### Request A
In the deadlock post, which lock does the deadlock graph show the UPDATE acquiring?

### Article
********************

8

I have a deadlock graph from a deadlock where one process is doing a SELECT and one is doing an UPDATE. This seems like the classic case where the SELECT gets a NCI lock to perform a join and then a CI lock to retrieve all the data by lookup. And the UPDATE is using the CI lock to perform an update and then needs to lock an NCI because the update results in a status change and the NCI facilitates finding items by status.

The problem is that one of the locks the UPDATE wants is NOT on the table it is updating and I can't find why this is happening.

Here's the SELECT:

SELECT *,
       RIGHT(c.CC_NUMBER, 4) AS CC_LAST_4,
       DATEDIFF(ss, '1970-01-01', plan_started ) plan_started_epoch,
       DATEDIFF(ss, '1970-01-01', plan_expires ) plan_expires_epoch
FROM customers c, accounts a, parent_cos pc, htt_customers_overlay_ultra u
WHERE c.customer_id = a.customer_id
AND   u.customer_id = c.customer_id
AND   a.cos_id=pc.cos_id
AND   u.customer_id = 9300;

Here's the UPDATE:

UPDATE htt_customers_overlay_ultra SET plan_state = 'Active'  WHERE customer_id = 9300;

But according to the deadlock graph, the UPDATE is acquiring a lock on ACCOUNTS.ACCOUNT0, which is the PK (CI) of the ACCOUNTS table. There are no foreign keys in the overlay table. There are some default constraints which I don't currently have permission to see.

I've looked at the deadlock graph in SSMS and in SQL Sentry Plan Explorer Pro and am none the wiser.

Here are the execution plans:

For the SELECT

For the UPDATE

I'd like to find out why it is getting this lock, and then the best way to serialize these calls.

********************

### Exercise input
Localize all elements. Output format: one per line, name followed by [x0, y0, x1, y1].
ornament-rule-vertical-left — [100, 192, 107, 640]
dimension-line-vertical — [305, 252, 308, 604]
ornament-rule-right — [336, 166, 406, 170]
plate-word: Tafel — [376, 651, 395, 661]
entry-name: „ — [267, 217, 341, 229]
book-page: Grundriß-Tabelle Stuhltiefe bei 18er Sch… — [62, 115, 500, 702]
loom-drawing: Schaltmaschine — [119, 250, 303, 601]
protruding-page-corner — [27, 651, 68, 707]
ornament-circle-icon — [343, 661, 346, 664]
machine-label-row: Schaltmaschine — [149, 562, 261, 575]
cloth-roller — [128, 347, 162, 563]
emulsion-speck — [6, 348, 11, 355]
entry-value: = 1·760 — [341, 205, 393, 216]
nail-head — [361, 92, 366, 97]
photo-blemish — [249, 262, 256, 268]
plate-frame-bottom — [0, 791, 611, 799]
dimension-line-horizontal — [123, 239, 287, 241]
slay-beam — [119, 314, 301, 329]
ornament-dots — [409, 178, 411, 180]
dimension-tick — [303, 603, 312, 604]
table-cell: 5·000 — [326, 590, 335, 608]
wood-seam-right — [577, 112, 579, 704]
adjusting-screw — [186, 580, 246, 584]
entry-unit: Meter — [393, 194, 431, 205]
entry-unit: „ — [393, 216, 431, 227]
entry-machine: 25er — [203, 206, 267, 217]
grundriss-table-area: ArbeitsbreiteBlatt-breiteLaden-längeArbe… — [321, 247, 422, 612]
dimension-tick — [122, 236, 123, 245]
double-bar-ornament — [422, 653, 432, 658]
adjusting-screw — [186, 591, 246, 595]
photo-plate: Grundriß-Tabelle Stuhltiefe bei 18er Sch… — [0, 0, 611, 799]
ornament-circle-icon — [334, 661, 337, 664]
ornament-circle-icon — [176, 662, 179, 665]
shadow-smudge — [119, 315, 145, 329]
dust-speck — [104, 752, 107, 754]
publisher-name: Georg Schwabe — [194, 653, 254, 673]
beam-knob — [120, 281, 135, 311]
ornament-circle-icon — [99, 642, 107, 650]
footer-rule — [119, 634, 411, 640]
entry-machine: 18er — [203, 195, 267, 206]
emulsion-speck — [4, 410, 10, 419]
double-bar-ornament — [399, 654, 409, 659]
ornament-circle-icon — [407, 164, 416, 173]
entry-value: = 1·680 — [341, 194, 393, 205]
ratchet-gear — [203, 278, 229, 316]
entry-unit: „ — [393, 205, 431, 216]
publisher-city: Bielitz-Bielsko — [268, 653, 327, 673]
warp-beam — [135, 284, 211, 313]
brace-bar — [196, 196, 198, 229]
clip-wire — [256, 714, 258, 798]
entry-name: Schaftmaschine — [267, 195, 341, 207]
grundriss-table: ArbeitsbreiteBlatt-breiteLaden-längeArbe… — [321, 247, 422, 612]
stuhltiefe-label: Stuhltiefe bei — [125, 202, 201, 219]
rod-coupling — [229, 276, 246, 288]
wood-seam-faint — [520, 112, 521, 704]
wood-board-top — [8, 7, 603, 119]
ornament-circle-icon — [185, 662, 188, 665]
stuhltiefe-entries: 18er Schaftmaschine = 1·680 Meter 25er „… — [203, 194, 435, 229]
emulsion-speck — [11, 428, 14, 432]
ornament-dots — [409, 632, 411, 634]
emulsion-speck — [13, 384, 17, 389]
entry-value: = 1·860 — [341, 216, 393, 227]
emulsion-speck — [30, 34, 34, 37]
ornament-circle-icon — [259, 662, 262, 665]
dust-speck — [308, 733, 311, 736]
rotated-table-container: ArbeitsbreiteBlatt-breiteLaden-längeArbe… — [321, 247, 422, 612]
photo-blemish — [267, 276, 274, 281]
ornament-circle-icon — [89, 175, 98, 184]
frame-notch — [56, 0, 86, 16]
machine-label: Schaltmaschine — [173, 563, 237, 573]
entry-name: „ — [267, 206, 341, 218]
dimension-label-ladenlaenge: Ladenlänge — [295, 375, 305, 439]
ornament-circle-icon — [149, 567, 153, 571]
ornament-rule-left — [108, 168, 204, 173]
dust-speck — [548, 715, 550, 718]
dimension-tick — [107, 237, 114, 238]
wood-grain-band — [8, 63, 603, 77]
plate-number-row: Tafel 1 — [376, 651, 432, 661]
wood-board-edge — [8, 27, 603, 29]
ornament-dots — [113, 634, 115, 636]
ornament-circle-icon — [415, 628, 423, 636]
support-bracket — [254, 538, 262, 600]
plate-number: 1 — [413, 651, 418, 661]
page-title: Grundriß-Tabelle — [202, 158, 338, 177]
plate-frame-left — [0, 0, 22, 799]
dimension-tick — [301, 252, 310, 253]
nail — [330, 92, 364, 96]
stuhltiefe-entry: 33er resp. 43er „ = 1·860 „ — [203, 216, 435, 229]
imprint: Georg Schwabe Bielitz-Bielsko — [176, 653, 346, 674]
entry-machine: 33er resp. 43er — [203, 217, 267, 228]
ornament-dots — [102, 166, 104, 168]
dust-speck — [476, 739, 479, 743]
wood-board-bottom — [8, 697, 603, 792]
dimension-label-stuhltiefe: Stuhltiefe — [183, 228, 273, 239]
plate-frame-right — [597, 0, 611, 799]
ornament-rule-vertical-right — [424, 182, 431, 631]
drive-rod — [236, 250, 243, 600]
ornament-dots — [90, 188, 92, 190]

********************

### Request B
Rewrite the records from their first line through the line containing "entry-name: Schaftmaschine —", putting "tension-screw" wherever "adjusting-screw" appears and changing nothing else.

### Exercise output A
A lock on ACCOUNTS.ACCOUNT0, the primary key (clustered index) of the ACCOUNTS table.

### Exercise output B
Localize all elements. Output format: one per line, name followed by [x0, y0, x1, y1].
ornament-rule-vertical-left — [100, 192, 107, 640]
dimension-line-vertical — [305, 252, 308, 604]
ornament-rule-right — [336, 166, 406, 170]
plate-word: Tafel — [376, 651, 395, 661]
entry-name: „ — [267, 217, 341, 229]
book-page: Grundriß-Tabelle Stuhltiefe bei 18er Sch… — [62, 115, 500, 702]
loom-drawing: Schaltmaschine — [119, 250, 303, 601]
protruding-page-corner — [27, 651, 68, 707]
ornament-circle-icon — [343, 661, 346, 664]
machine-label-row: Schaltmaschine — [149, 562, 261, 575]
cloth-roller — [128, 347, 162, 563]
emulsion-speck — [6, 348, 11, 355]
entry-value: = 1·760 — [341, 205, 393, 216]
nail-head — [361, 92, 366, 97]
photo-blemish — [249, 262, 256, 268]
plate-frame-bottom — [0, 791, 611, 799]
dimension-line-horizontal — [123, 239, 287, 241]
slay-beam — [119, 314, 301, 329]
ornament-dots — [409, 178, 411, 180]
dimension-tick — [303, 603, 312, 604]
table-cell: 5·000 — [326, 590, 335, 608]
wood-seam-right — [577, 112, 579, 704]
tension-screw — [186, 580, 246, 584]
entry-unit: Meter — [393, 194, 431, 205]
entry-unit: „ — [393, 216, 431, 227]
entry-machine: 25er — [203, 206, 267, 217]
grundriss-table-area: ArbeitsbreiteBlatt-breiteLaden-längeArbe… — [321, 247, 422, 612]
dimension-tick — [122, 236, 123, 245]
double-bar-ornament — [422, 653, 432, 658]
tension-screw — [186, 591, 246, 595]
photo-plate: Grundriß-Tabelle Stuhltiefe bei 18er Sch… — [0, 0, 611, 799]
ornament-circle-icon — [334, 661, 337, 664]
ornament-circle-icon — [176, 662, 179, 665]
shadow-smudge — [119, 315, 145, 329]
dust-speck — [104, 752, 107, 754]
publisher-name: Georg Schwabe — [194, 653, 254, 673]
beam-knob — [120, 281, 135, 311]
ornament-circle-icon — [99, 642, 107, 650]
footer-rule — [119, 634, 411, 640]
entry-machine: 18er — [203, 195, 267, 206]
emulsion-speck — [4, 410, 10, 419]
double-bar-ornament — [399, 654, 409, 659]
ornament-circle-icon — [407, 164, 416, 173]
entry-value: = 1·680 — [341, 194, 393, 205]
ratchet-gear — [203, 278, 229, 316]
entry-unit: „ — [393, 205, 431, 216]
publisher-city: Bielitz-Bielsko — [268, 653, 327, 673]
warp-beam — [135, 284, 211, 313]
brace-bar — [196, 196, 198, 229]
clip-wire — [256, 714, 258, 798]
entry-name: Schaftmaschine — [267, 195, 341, 207]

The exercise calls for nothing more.